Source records
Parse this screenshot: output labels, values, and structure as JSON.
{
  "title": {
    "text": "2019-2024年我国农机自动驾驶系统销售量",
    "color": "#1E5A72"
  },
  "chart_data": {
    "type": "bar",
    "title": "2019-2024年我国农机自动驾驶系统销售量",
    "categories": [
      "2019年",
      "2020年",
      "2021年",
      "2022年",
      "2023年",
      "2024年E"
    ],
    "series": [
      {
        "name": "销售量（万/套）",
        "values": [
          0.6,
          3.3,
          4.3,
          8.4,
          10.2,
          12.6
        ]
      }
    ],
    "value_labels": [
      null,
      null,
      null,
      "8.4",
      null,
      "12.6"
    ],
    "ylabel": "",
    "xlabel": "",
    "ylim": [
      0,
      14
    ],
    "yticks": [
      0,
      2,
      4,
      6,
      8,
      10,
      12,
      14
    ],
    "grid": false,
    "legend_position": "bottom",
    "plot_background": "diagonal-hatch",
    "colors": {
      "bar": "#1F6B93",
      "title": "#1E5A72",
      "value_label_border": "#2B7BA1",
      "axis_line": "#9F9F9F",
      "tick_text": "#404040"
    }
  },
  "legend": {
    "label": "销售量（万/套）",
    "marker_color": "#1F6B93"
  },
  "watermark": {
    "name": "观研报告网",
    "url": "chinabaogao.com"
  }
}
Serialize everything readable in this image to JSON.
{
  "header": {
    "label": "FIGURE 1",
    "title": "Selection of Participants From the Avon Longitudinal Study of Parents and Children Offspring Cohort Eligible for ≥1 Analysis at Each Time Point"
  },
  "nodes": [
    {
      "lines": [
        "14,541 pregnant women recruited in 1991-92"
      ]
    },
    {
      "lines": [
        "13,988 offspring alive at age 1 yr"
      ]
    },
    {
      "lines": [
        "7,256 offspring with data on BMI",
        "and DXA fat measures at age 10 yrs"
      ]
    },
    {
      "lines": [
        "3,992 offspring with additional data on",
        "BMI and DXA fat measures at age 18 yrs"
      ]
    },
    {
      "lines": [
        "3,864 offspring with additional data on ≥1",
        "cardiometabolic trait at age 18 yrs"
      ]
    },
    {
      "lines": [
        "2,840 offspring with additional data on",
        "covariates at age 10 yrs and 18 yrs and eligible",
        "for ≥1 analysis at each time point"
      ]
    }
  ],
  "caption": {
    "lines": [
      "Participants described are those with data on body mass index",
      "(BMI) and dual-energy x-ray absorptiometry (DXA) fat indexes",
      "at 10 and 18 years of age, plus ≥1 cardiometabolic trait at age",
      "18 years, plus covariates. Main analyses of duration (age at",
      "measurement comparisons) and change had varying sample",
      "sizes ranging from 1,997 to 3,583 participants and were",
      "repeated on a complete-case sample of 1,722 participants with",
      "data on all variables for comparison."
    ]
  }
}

### Exercise objective:
Search the lines for the word "JSON" and report how many contain it, by number only.

### Written response:
2